■ AIM OF THE EXERCISE
Collect each line of the entries that holds the string "kick".

START EXTRACTED ENTRIES

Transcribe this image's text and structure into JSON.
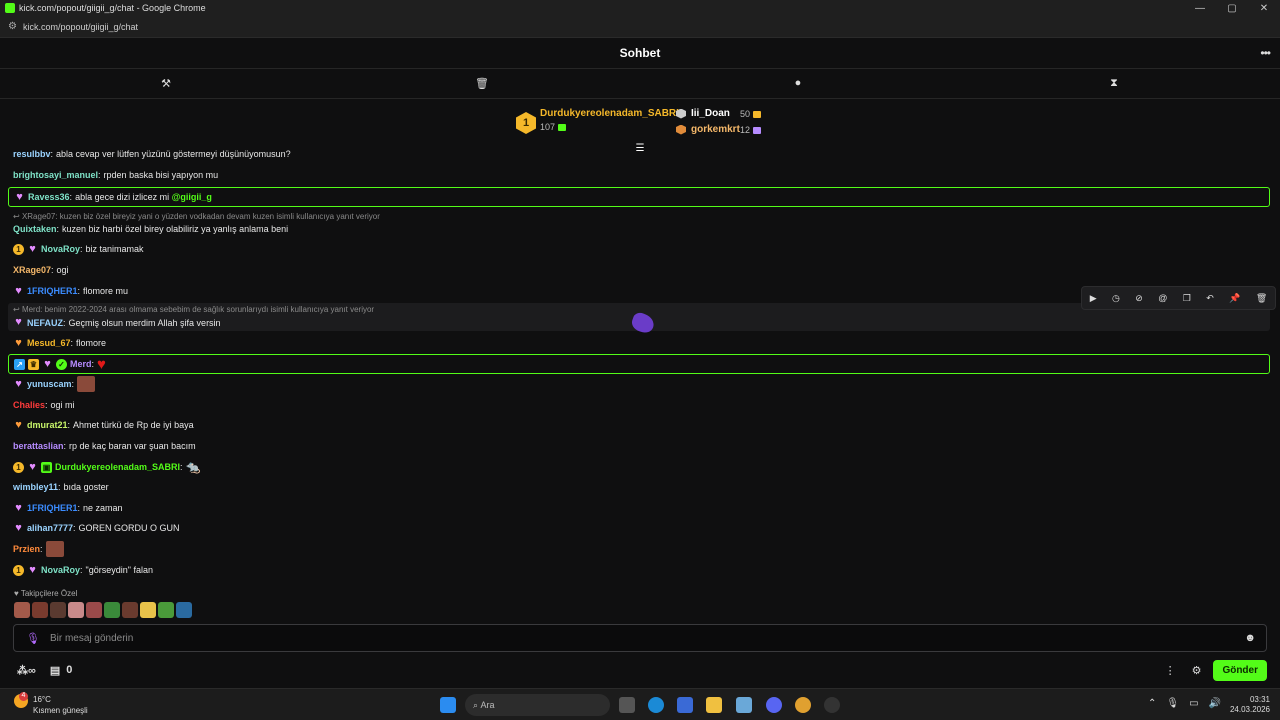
{
  "window": {
    "title": "kick.com/popout/giigii_g/chat - Google Chrome",
    "url": "kick.com/popout/giigii_g/chat"
  },
  "header": {
    "title": "Sohbet"
  },
  "leaderboard": {
    "first": {
      "rank": "1",
      "name": "Durdukyereolenadam_SABRI",
      "count": "107"
    },
    "second": {
      "name": "Iii_Doan",
      "count": "50"
    },
    "third": {
      "name": "gorkemkrt",
      "count": "12"
    }
  },
  "messages": [
    {
      "user": "resulbbv",
      "text": "abla cevap ver lütfen yüzünü göstermeyi düşünüyomusun?",
      "color": "#9ad3ff"
    },
    {
      "user": "brightosayi_manuel",
      "text": "rpden baska bisi yapıyon mu",
      "color": "#7fe3c8"
    },
    {
      "user": "Ravess36",
      "text": "abla gece dizi izlicez mi ",
      "mention": "@giigii_g",
      "color": "#7fe3c8"
    },
    {
      "reply": "XRage07: kuzen biz özel bireyiz yani o yüzden vodkadan devam kuzen isimli kullanıcıya yanıt veriyor",
      "user": "Quixtaken",
      "text": "kuzen biz harbi özel birey olabiliriz ya yanlış anlama beni",
      "color": "#7fe3c8"
    },
    {
      "user": "NovaRoy",
      "text": "biz tanimamak",
      "color": "#7fe3c8"
    },
    {
      "user": "XRage07",
      "text": "ogi",
      "color": "#f5b86a"
    },
    {
      "user": "1FRIQHER1",
      "text": "flomore mu",
      "color": "#3b8cff"
    },
    {
      "reply": "Merd: benim 2022-2024 arası olmama sebebim de sağlık sorunlarıydı isimli kullanıcıya yanıt veriyor",
      "user": "NEFAUZ",
      "text": "Geçmiş olsun merdim Allah şifa versin",
      "color": "#9ad3ff"
    },
    {
      "user": "Mesud_67",
      "text": "flomore",
      "color": "#f5b82a"
    },
    {
      "user": "Merd",
      "text": "",
      "color": "#b68cff"
    },
    {
      "user": "yunuscam",
      "text": "",
      "color": "#9ad3ff"
    },
    {
      "user": "Chalies",
      "text": "ogi mi",
      "color": "#ff3b3b"
    },
    {
      "user": "dmurat21",
      "text": "Ahmet türkü de Rp de iyi baya",
      "color": "#c8f56a"
    },
    {
      "user": "berattaslian",
      "text": "rp de kaç baran var şuan bacım",
      "color": "#b68cff"
    },
    {
      "user": "Durdukyereolenadam_SABRI",
      "text": "",
      "color": "#53fc18"
    },
    {
      "user": "wimbley11",
      "text": "bıda goster",
      "color": "#9ad3ff"
    },
    {
      "user": "1FRIQHER1",
      "text": "ne zaman",
      "color": "#3b8cff"
    },
    {
      "user": "alihan7777",
      "text": "GOREN GORDU O GUN",
      "color": "#9ad3ff"
    },
    {
      "user": "Przien",
      "text": "",
      "color": "#ff8a3b"
    },
    {
      "user": "NovaRoy",
      "text": "\"görseydin\" falan",
      "color": "#7fe3c8"
    }
  ],
  "follower_label": "Takipçilere Özel",
  "input": {
    "placeholder": "Bir mesaj gönderin"
  },
  "footer": {
    "points": "0",
    "send_label": "Gönder"
  },
  "taskbar": {
    "temp": "16°C",
    "weather": "Kısmen güneşli",
    "search": "Ara",
    "time": "03:31",
    "date": "24.03.2026",
    "weather_badge": "4"
  },
  "colors": {
    "accent": "#53fc18",
    "background": "#0f0f10",
    "gold": "#f5b82a"
  }
}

END EXTRACTED ENTRIES

■ ANSWER FOR THE TASK
    "title": "kick.com/popout/giigii_g/chat - Google Chrome",
    "url": "kick.com/popout/giigii_g/chat"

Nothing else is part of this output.